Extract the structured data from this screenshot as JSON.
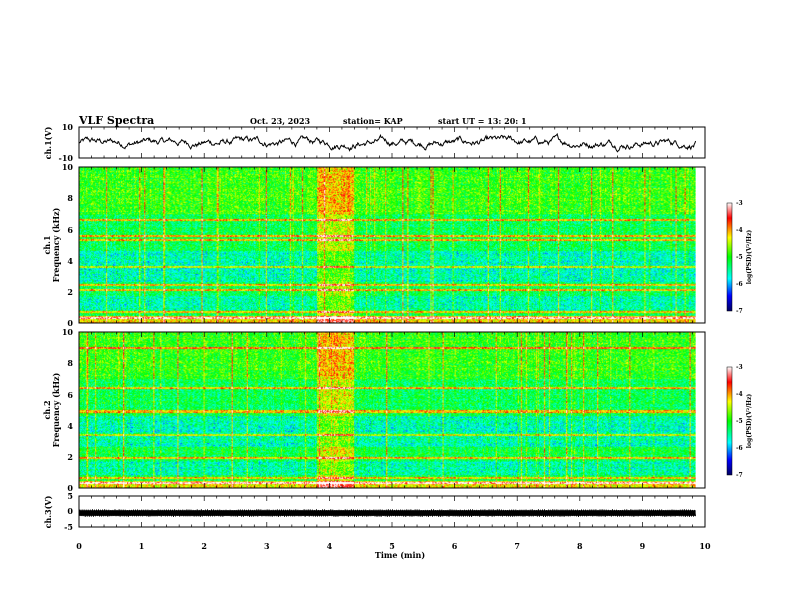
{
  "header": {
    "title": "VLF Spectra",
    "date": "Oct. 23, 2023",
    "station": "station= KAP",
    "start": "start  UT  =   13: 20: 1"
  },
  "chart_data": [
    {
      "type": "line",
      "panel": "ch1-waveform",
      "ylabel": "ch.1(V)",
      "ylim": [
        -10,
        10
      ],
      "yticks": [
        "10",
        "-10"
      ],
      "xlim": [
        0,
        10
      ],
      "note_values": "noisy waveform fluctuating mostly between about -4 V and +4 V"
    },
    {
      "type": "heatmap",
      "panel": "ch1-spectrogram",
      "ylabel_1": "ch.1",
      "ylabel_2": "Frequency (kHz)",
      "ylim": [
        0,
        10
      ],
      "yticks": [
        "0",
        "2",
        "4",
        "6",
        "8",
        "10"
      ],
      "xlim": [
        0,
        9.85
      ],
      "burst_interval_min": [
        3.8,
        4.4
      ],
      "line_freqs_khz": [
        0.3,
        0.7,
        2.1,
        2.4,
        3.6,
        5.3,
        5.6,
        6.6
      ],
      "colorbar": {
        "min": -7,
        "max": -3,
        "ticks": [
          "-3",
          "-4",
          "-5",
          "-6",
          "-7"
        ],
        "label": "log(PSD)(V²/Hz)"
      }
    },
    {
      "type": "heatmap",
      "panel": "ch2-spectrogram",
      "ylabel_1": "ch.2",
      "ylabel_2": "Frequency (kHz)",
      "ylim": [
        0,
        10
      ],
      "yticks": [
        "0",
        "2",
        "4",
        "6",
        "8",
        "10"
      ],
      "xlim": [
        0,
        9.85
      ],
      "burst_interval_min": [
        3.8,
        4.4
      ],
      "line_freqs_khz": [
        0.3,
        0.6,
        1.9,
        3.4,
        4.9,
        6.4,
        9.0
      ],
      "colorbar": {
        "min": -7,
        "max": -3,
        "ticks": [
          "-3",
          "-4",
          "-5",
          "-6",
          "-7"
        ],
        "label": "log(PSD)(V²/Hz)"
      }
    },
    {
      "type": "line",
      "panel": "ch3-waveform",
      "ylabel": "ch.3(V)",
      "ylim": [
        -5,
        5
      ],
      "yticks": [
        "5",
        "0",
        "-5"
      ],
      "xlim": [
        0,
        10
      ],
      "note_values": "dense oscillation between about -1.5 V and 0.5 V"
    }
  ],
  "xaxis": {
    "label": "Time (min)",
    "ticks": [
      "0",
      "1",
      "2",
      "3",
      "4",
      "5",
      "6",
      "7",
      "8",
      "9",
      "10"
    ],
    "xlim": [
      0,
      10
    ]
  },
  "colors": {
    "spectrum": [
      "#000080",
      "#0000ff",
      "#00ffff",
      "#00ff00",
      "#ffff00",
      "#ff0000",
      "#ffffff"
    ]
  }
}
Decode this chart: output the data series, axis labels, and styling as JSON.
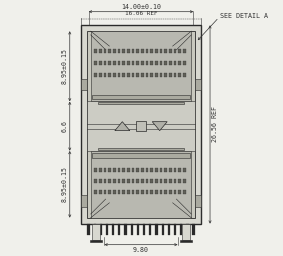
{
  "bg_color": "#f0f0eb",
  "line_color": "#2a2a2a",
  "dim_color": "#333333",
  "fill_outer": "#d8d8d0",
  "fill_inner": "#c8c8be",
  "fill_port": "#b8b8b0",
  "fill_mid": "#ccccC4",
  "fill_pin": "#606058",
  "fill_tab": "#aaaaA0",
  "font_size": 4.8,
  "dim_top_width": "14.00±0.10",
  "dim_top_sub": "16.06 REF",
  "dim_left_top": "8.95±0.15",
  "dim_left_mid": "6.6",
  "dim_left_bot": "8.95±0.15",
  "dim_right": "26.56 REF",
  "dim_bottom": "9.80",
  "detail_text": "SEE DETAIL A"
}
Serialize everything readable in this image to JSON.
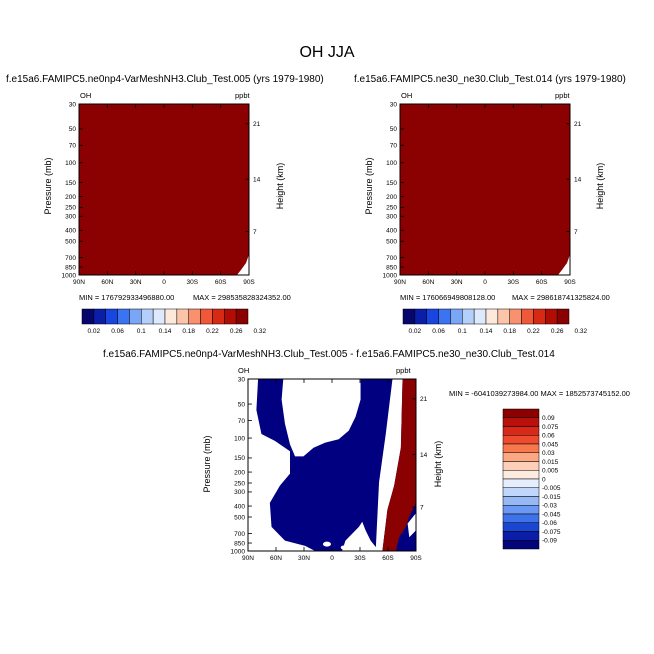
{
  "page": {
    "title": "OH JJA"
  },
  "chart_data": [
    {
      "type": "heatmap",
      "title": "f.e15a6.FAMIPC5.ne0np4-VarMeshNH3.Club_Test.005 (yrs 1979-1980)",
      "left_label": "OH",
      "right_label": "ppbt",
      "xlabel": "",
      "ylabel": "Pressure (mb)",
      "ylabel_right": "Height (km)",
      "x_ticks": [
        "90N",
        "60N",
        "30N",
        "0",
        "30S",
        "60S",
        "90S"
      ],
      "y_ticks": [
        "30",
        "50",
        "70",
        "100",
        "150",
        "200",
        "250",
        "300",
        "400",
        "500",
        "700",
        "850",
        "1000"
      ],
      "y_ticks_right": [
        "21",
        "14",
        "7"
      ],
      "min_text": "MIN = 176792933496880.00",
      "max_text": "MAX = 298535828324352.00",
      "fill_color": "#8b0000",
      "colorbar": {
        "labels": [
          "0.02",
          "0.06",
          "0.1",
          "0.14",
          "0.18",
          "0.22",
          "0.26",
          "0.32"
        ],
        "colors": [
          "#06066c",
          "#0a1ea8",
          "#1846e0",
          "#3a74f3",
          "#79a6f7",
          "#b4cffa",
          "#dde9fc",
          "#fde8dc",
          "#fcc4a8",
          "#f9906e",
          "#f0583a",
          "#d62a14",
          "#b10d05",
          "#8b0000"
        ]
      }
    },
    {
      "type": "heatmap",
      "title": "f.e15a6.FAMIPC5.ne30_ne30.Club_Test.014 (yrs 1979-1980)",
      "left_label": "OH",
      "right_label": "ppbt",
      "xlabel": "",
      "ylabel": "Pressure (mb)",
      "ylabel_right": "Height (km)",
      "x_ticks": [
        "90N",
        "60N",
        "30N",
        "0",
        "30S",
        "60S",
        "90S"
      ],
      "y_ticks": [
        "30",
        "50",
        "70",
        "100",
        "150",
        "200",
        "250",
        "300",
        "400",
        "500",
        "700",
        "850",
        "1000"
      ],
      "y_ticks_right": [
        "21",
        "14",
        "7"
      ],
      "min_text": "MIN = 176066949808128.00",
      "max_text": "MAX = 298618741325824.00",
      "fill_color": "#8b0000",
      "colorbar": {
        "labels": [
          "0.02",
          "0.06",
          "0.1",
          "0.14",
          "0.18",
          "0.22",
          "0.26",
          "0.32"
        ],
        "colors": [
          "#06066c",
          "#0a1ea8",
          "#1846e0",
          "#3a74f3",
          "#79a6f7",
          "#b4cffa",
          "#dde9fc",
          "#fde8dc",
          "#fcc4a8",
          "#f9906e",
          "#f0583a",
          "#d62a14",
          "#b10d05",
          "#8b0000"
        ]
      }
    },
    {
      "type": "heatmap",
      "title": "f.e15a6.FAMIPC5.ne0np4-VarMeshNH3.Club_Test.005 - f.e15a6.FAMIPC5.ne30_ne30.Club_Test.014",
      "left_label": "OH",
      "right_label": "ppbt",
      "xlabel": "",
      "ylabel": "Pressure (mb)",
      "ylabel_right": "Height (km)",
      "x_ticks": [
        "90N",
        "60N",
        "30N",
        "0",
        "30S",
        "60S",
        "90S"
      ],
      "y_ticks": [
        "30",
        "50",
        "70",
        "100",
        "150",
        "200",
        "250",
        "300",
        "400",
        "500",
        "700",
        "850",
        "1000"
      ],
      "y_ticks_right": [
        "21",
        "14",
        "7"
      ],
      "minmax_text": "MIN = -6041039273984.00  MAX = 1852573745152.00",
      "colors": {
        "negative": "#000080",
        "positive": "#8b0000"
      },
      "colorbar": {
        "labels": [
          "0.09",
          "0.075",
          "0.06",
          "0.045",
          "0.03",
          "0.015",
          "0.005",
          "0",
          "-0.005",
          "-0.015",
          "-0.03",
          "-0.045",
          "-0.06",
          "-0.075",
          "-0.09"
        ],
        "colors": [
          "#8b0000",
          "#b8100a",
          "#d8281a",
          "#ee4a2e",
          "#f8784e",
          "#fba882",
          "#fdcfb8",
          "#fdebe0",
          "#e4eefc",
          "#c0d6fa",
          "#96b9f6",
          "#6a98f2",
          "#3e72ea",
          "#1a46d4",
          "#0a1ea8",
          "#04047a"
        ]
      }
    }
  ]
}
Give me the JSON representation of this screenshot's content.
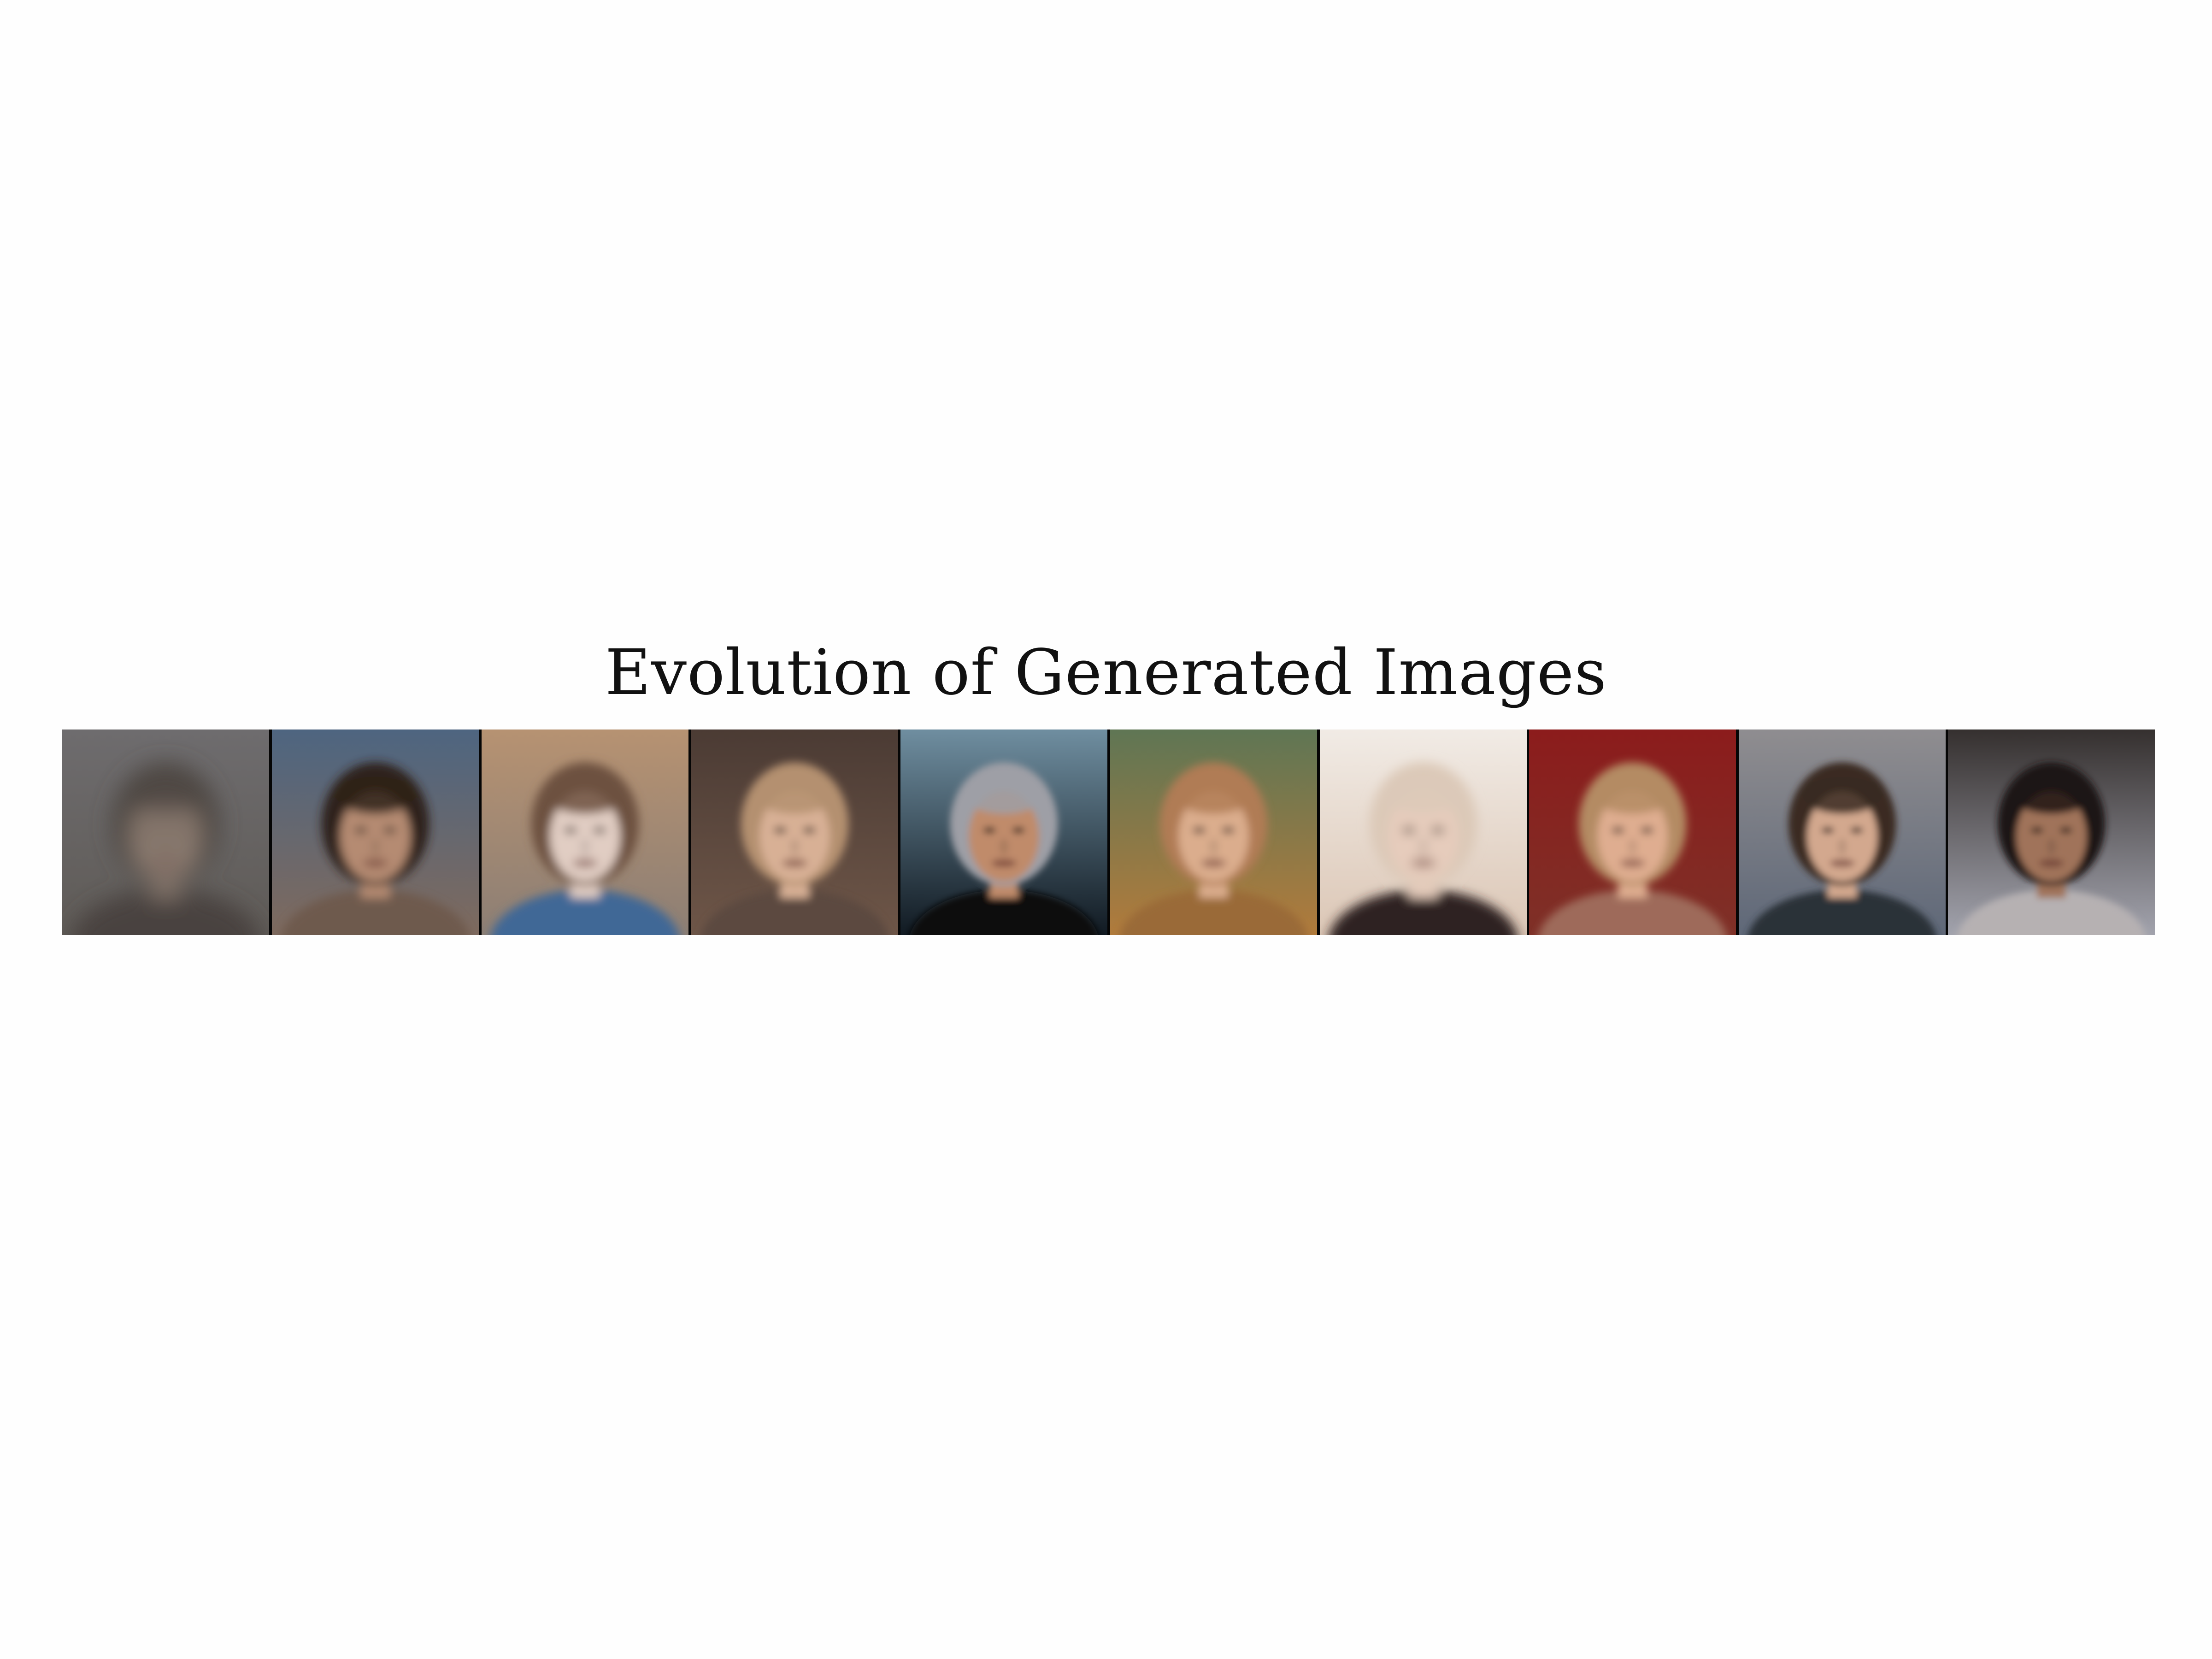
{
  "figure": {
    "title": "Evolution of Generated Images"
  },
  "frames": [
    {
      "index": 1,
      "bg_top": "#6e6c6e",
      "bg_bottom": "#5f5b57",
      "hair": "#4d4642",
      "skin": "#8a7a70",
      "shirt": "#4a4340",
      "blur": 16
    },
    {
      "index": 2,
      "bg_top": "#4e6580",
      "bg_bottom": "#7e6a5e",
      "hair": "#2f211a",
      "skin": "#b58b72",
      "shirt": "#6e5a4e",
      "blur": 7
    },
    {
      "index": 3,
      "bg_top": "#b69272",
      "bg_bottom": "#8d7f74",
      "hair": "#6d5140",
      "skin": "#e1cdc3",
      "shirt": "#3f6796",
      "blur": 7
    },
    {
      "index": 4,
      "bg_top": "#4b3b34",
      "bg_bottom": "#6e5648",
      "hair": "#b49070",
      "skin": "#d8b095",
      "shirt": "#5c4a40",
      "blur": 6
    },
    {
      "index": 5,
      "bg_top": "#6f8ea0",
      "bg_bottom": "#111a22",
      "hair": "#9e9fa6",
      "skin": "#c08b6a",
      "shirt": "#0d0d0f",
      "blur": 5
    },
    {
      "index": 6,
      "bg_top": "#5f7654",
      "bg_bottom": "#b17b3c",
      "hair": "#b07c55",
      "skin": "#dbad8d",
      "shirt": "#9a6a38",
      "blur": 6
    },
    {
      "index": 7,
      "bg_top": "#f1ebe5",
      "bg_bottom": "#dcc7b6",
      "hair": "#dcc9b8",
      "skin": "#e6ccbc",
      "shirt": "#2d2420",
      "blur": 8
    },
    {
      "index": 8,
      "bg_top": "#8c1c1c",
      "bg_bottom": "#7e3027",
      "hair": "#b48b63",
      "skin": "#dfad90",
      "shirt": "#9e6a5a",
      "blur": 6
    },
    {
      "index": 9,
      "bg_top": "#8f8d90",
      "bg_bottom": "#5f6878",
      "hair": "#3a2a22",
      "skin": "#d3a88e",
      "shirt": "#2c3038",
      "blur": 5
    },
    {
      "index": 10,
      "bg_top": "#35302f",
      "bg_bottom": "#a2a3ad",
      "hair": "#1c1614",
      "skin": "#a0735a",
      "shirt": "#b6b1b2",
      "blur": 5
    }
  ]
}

═══

Task statement: Give only the number of lines in the material above that hold the word "waveform".

Reply to the task: 3